§ **STATED TASK**
Arrange every line of the items below as a Markdown table with two columns, Row and Line. Number the rows, omit blank lines, and leave the pictures out.
_ _ _ _ _ _ _
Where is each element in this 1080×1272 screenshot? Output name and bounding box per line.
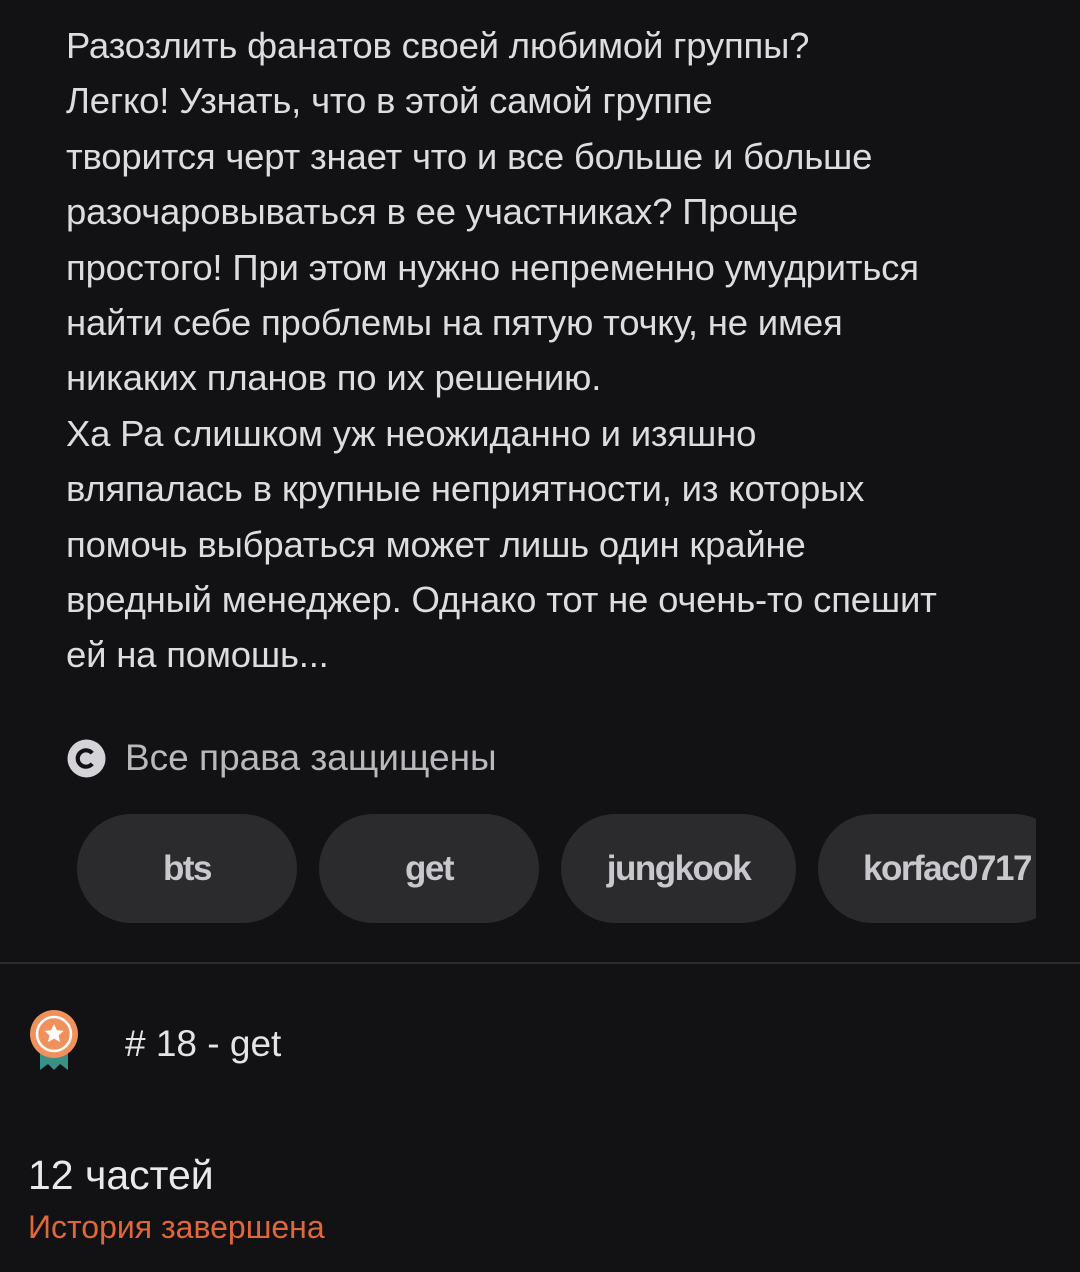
tag-get[interactable]: get (319, 814, 539, 923)
tag-label: bts (163, 848, 213, 888)
tag-bts[interactable]: bts (77, 814, 297, 923)
parts-count: 12 частей (28, 1152, 214, 1198)
description-paragraph-2: Ха Ра слишком уж неожиданно и изяшно вля… (66, 412, 937, 676)
tag-list: bts get jungkook korfac0717 (77, 814, 1036, 924)
tag-jungkook[interactable]: jungkook (561, 814, 796, 923)
section-divider (0, 962, 1080, 964)
copyright-label: Все права защищены (125, 737, 497, 778)
copyright-icon (66, 738, 107, 779)
rating-row[interactable]: # 18 - get (28, 1010, 281, 1074)
tag-label: korfac0717 (863, 848, 1032, 888)
tag-label: jungkook (606, 848, 752, 888)
copyright-notice: Все права защищены (66, 730, 497, 786)
tag-label: get (405, 848, 455, 888)
description-paragraph-1: Разозлить фанатов своей любимой группы? … (66, 25, 919, 399)
medal-icon (28, 1010, 80, 1074)
rating-text: # 18 - get (125, 1023, 282, 1064)
story-status: История завершена (28, 1209, 325, 1245)
tag-korfac0717[interactable]: korfac0717 (818, 814, 1036, 923)
story-description: Разозлить фанатов своей любимой группы? … (66, 18, 1026, 683)
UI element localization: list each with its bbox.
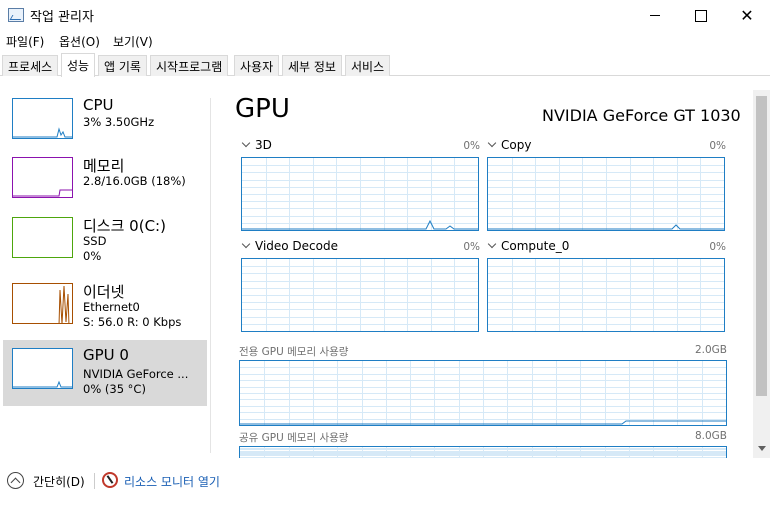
- perf-item-label: CPU: [83, 96, 114, 114]
- tab-app-history[interactable]: 앱 기록: [98, 55, 147, 76]
- chevron-down-icon: [241, 239, 251, 249]
- ethernet-thumbnail-graph: [12, 283, 73, 324]
- tab-startup[interactable]: 시작프로그램: [150, 55, 229, 76]
- graph-percent: 0%: [463, 241, 480, 253]
- gpu-model-name: NVIDIA GeForce GT 1030: [542, 106, 741, 125]
- dedicated-memory-label: 전용 GPU 메모리 사용량: [239, 346, 349, 358]
- perf-item-detail: 2.8/16.0GB (18%): [83, 174, 186, 188]
- tab-details[interactable]: 세부 정보: [282, 55, 342, 76]
- graph-grid: [242, 259, 478, 331]
- perf-item-memory[interactable]: 메모리 2.8/16.0GB (18%): [3, 149, 207, 215]
- graph-dedicated-memory: [239, 360, 727, 426]
- graph-selector-video-decode[interactable]: Video Decode: [241, 239, 338, 253]
- open-resource-monitor-link[interactable]: 리소스 모니터 열기: [124, 473, 220, 490]
- dedicated-memory-max: 2.0GB: [694, 344, 727, 356]
- scroll-down-arrow-icon[interactable]: [758, 446, 766, 451]
- tab-processes[interactable]: 프로세스: [2, 55, 59, 76]
- tab-services[interactable]: 서비스: [345, 55, 391, 76]
- shared-memory-max: 8.0GB: [694, 430, 727, 442]
- chevron-down-icon: [487, 239, 497, 249]
- perf-item-detail: S: 56.0 R: 0 Kbps: [83, 315, 182, 329]
- tab-performance[interactable]: 성능: [61, 53, 96, 77]
- menu-options[interactable]: 옵션(O): [59, 33, 100, 50]
- menu-bar: 파일(F) 옵션(O) 보기(V): [0, 31, 770, 51]
- menu-view[interactable]: 보기(V): [113, 33, 153, 50]
- graph-copy: [487, 157, 725, 231]
- chevron-up-circle-icon[interactable]: [7, 472, 24, 489]
- perf-item-detail: 3% 3.50GHz: [83, 115, 155, 129]
- perf-item-detail: SSD: [83, 234, 107, 248]
- menu-file[interactable]: 파일(F): [6, 33, 44, 50]
- graph-title: 3D: [255, 138, 272, 152]
- graph-compute-0: [487, 258, 725, 332]
- memory-thumbnail-graph: [12, 157, 73, 198]
- graph-percent: 0%: [709, 140, 726, 152]
- resource-monitor-icon[interactable]: [102, 472, 118, 488]
- perf-item-label: 디스크 0(C:): [83, 217, 166, 235]
- tab-bar: 프로세스 성능 앱 기록 시작프로그램 사용자 세부 정보 서비스: [0, 53, 770, 77]
- footer-divider: [94, 473, 95, 489]
- graph-shared-memory: [239, 446, 727, 458]
- graph-grid: [242, 158, 478, 230]
- graph-grid: [240, 361, 726, 425]
- graph-selector-copy[interactable]: Copy: [487, 138, 531, 152]
- performance-list: CPU 3% 3.50GHz 메모리 2.8/16.0GB (18%) 디스크 …: [0, 90, 210, 460]
- title-bar: 작업 관리자 ✕: [0, 0, 770, 31]
- perf-item-label: 메모리: [83, 157, 125, 175]
- close-icon: ✕: [740, 6, 754, 25]
- perf-item-cpu[interactable]: CPU 3% 3.50GHz: [3, 90, 207, 156]
- close-button[interactable]: ✕: [724, 0, 770, 31]
- perf-item-label: GPU 0: [83, 346, 129, 364]
- minimize-button[interactable]: [632, 0, 678, 31]
- fewer-details-button[interactable]: 간단히(D): [33, 473, 85, 490]
- graph-title: Copy: [501, 138, 532, 152]
- perf-item-ethernet[interactable]: 이더넷 Ethernet0 S: 56.0 R: 0 Kbps: [3, 275, 207, 341]
- perf-item-detail: NVIDIA GeForce ...: [83, 367, 189, 381]
- graph-selector-compute-0[interactable]: Compute_0: [487, 239, 569, 253]
- tab-users[interactable]: 사용자: [234, 55, 280, 76]
- perf-item-gpu[interactable]: GPU 0 NVIDIA GeForce ... 0% (35 °C): [3, 340, 207, 406]
- task-manager-icon: [8, 8, 24, 22]
- perf-item-detail: 0%: [83, 249, 102, 263]
- graph-selector-3d[interactable]: 3D: [241, 138, 272, 152]
- graph-percent: 0%: [709, 241, 726, 253]
- graph-title: Compute_0: [501, 239, 570, 253]
- perf-item-label: 이더넷: [83, 283, 125, 301]
- graph-3d: [241, 157, 479, 231]
- perf-item-detail: Ethernet0: [83, 300, 140, 314]
- chevron-down-icon: [241, 138, 251, 148]
- graph-grid: [240, 447, 726, 458]
- graph-title: Video Decode: [255, 239, 338, 253]
- graph-video-decode: [241, 258, 479, 332]
- gpu-thumbnail-graph: [12, 348, 73, 389]
- list-divider: [210, 98, 211, 453]
- graph-percent: 0%: [463, 140, 480, 152]
- scrollbar-thumb[interactable]: [756, 96, 767, 396]
- maximize-button[interactable]: [678, 0, 724, 31]
- graph-grid: [488, 158, 724, 230]
- window-title: 작업 관리자: [30, 10, 94, 25]
- disk-thumbnail-graph: [12, 217, 73, 258]
- graph-grid: [488, 259, 724, 331]
- page-title: GPU: [235, 94, 290, 124]
- perf-item-disk[interactable]: 디스크 0(C:) SSD 0%: [3, 209, 207, 275]
- cpu-thumbnail-graph: [12, 98, 73, 139]
- footer: 간단히(D) 리소스 모니터 열기: [0, 464, 770, 498]
- perf-item-detail: 0% (35 °C): [83, 382, 146, 396]
- shared-memory-label: 공유 GPU 메모리 사용량: [239, 432, 349, 444]
- vertical-scrollbar[interactable]: [753, 90, 770, 458]
- chevron-down-icon: [487, 138, 497, 148]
_ _ _ _ _ _ _
§ **IN RESPONSE**
| Row | Line |
|---|---|
| 1 | Where is each element in this 1080×1272 screenshot? Output name and bounding box per line. |
| 2 | tag-get[interactable]: get (319, 814, 539, 923) |
| 3 | tag-label: bts (163, 848, 213, 888) |
| 4 | tag-bts[interactable]: bts (77, 814, 297, 923) |
| 5 | parts-count: 12 частей (28, 1152, 214, 1198) |
| 6 | description-paragraph-2: Ха Ра слишком уж неожиданно и изяшно вля… (66, 412, 937, 676) |
| 7 | tag-list: bts get jungkook korfac0717 (77, 814, 1036, 924) |
| 8 | tag-jungkook[interactable]: jungkook (561, 814, 796, 923) |
| 9 | section-divider (0, 962, 1080, 964) |
| 10 | copyright-label: Все права защищены (125, 737, 497, 778) |
| 11 | copyright-icon (66, 738, 107, 779) |
| 12 | rating-row[interactable]: # 18 - get (28, 1010, 281, 1074) |
| 13 | tag-label: korfac0717 (863, 848, 1032, 888) |
| 14 | tag-label: jungkook (606, 848, 752, 888) |
| 15 | copyright-notice: Все права защищены (66, 730, 497, 786) |
| 16 | tag-label: get (405, 848, 455, 888) |
| 17 | description-paragraph-1: Разозлить фанатов своей любимой группы? … (66, 25, 919, 399) |
| 18 | medal-icon (28, 1010, 80, 1074) |
| 19 | rating-text: # 18 - get (125, 1023, 282, 1064) |
| 20 | story-status: История завершена (28, 1209, 325, 1245) |
| 21 | tag-korfac0717[interactable]: korfac0717 (818, 814, 1036, 923) |
| 22 | story-description: Разозлить фанатов своей любимой группы? … (66, 18, 1026, 683) |
| 23 | UI element localization: list each with its bbox. |
| 24 | - perf-item-label: CPU: [83, 96, 114, 114] |
| 25 | - tab-app-history[interactable]: 앱 기록: [98, 55, 147, 76] |
| 26 | - chevron-down-icon: [241, 239, 251, 249] |
| 27 | - ethernet-thumbnail-graph: [12, 283, 73, 324] |
| 28 | - tab-startup[interactable]: 시작프로그램: [150, 55, 229, 76] |
| 29 | - graph-percent: 0%: [463, 241, 480, 253] |
| 30 | - gpu-model-name: NVIDIA GeForce GT 1030: [542, 106, 741, 125] |
| 31 | - dedicated-memory-label: 전용 GPU 메모리 사용량: [239, 346, 349, 358] |
| 32 | - perf-item-detail: 2.8/16.0GB (18%): [83, 174, 186, 188] |
| 33 | - tab-details[interactable]: 세부 정보: [282, 55, 342, 76] |
| 34 | - graph-grid: [242, 259, 478, 331] |
| 35 | - perf-item-memory[interactable]: 메모리 2.8/16.0GB (18%): [3, 149, 207, 215] |
| 36 | - graph-dedicated-memory: [239, 360, 727, 426] |
| 37 | - graph-selector-video-decode[interactable]: Video Decode: [241, 239, 338, 253] |
| 38 | - open-resource-monitor-link[interactable]: 리소스 모니터 열기: [124, 473, 220, 490] |
| 39 | - dedicated-memory-max: 2.0GB: [694, 344, 727, 356] |
| 40 | - scroll-down-arrow-icon[interactable]: [758, 446, 766, 451] |
| 41 | - tab-processes[interactable]: 프로세스: [2, 55, 59, 76] |
| 42 | - tab-services[interactable]: 서비스: [345, 55, 391, 76] |
| 43 | - shared-memory-max: 8.0GB: [694, 430, 727, 442] |
| 44 | - chevron-down-icon: [487, 239, 497, 249] |
| 45 | - perf-item-detail: S: 56.0 R: 0 Kbps: [83, 315, 182, 329] |
| 46 | - tab-performance[interactable]: 성능: [61, 53, 96, 77] |
| 47 | - menu-options[interactable]: 옵션(O): [59, 33, 100, 50] |
| 48 | - menu-bar: 파일(F) 옵션(O) 보기(V): [0, 31, 770, 51] |
| 49 | - menu-view[interactable]: 보기(V): [113, 33, 153, 50] |
| 50 | - graph-copy: [487, 157, 725, 231] |
| 51 | - chevron-up-circle-icon[interactable]: [7, 472, 24, 489] |
| 52 | - perf-item-detail: 3% 3.50GHz: [83, 115, 155, 129] |
| 53 | - perf-item-detail: SSD: [83, 234, 107, 248] |
| 54 | - menu-file[interactable]: 파일(F): [6, 33, 44, 50] |
| 55 | - graph-title: 3D: [255, 138, 272, 152] |
| 56 | - graph-compute-0: [487, 258, 725, 332] |
| 57 | - memory-thumbnail-graph: [12, 157, 73, 198] |
| 58 | - graph-percent: 0%: [709, 140, 726, 152] |
| 59 | - resource-monitor-icon[interactable]: [102, 472, 118, 488] |
| 60 | - perf-item-label: 디스크 0(C:): [83, 217, 166, 235] |
| 61 | - tab-bar: 프로세스 성능 앱 기록 시작프로그램 사용자 세부 정보 서비스: [0, 53, 770, 77] |
| 62 | - footer-divider: [94, 473, 95, 489] |
| 63 | - graph-shared-memory: [239, 446, 727, 458] |
| 64 | - graph-grid: [242, 158, 478, 230] |
| 65 | - graph-grid: [240, 361, 726, 425] |
| 66 | - graph-selector-copy[interactable]: Copy: [487, 138, 531, 152] |
| 67 | - performance-list: CPU 3% 3.50GHz 메모리 2.8/16.0GB (18%) 디스크 …: [0, 90, 210, 460] |
| 68 | - title-bar: 작업 관리자 ✕: [0, 0, 770, 31] |
| 69 | - perf-item-label: 메모리: [83, 157, 125, 175] |
| 70 | - close-icon: ✕: [740, 6, 754, 25] |
| 71 | - perf-item-cpu[interactable]: CPU 3% 3.50GHz: [3, 90, 207, 156] |
| 72 | - close-button[interactable]: ✕: [724, 0, 770, 31] |
| 73 | - perf-item-label: GPU 0: [83, 346, 129, 364] |
| 74 | - minimize-button[interactable]: [632, 0, 678, 31] |
| 75 | - fewer-details-button[interactable]: 간단히(D): [33, 473, 85, 490] |
| 76 | - graph-title: Copy: [501, 138, 532, 152] |
| 77 | - perf-item-ethernet[interactable]: 이더넷 Ethernet0 S: 56.0 R: 0 Kbps: [3, 275, 207, 341] |
| 78 | - perf-item-detail: NVIDIA GeForce ...: [83, 367, 189, 381] |
| 79 | - graph-selector-compute-0[interactable]: Compute_0: [487, 239, 569, 253] |
| 80 | - tab-users[interactable]: 사용자: [234, 55, 280, 76] |
| 81 | - perf-item-gpu[interactable]: GPU 0 NVIDIA GeForce ... 0% (35 °C): [3, 340, 207, 406] |
| 82 | - task-manager-icon: [8, 8, 24, 22] |
| 83 | - perf-item-detail: 0%: [83, 249, 102, 263] |
| 84 | - graph-selector-3d[interactable]: 3D: [241, 138, 272, 152] |
| 85 | - graph-percent: 0%: [709, 241, 726, 253] |
| 86 | - graph-title: Compute_0: [501, 239, 570, 253] |
| 87 | - perf-item-label: 이더넷: [83, 283, 125, 301] |
| 88 | - graph-3d: [241, 157, 479, 231] |
| 89 | - perf-item-detail: Ethernet0: [83, 300, 140, 314] |
| 90 | - chevron-down-icon: [241, 138, 251, 148] |
| 91 | - graph-grid: [240, 447, 726, 458] |
| 92 | - graph-title: Video Decode: [255, 239, 338, 253] |
| 93 | - graph-video-decode: [241, 258, 479, 332] |
| 94 | - gpu-thumbnail-graph: [12, 348, 73, 389] |
| 95 | - list-divider: [210, 98, 211, 453] |
| 96 | - graph-percent: 0%: [463, 140, 480, 152] |
| 97 | - scrollbar-thumb[interactable]: [756, 96, 767, 396] |
| 98 | - maximize-button[interactable]: [678, 0, 724, 31] |
| 99 | - graph-grid: [488, 158, 724, 230] |
| 100 | - window-title: 작업 관리자: [30, 10, 94, 25] |
| 101 | - disk-thumbnail-graph: [12, 217, 73, 258] |
| 102 | - graph-grid: [488, 259, 724, 331] |
| 103 | - page-title: GPU: [235, 94, 290, 124] |
| 104 | - perf-item-disk[interactable]: 디스크 0(C:) SSD 0%: [3, 209, 207, 275] |
| 105 | - cpu-thumbnail-graph: [12, 98, 73, 139] |
| 106 | - footer: 간단히(D) 리소스 모니터 열기: [0, 464, 770, 498] |
| 107 | - perf-item-detail: 0% (35 °C): [83, 382, 146, 396] |
| 108 | - shared-memory-label: 공유 GPU 메모리 사용량: [239, 432, 349, 444] |
| 109 | - vertical-scrollbar[interactable]: [753, 90, 770, 458] |
| 110 | - chevron-down-icon: [487, 138, 497, 148] |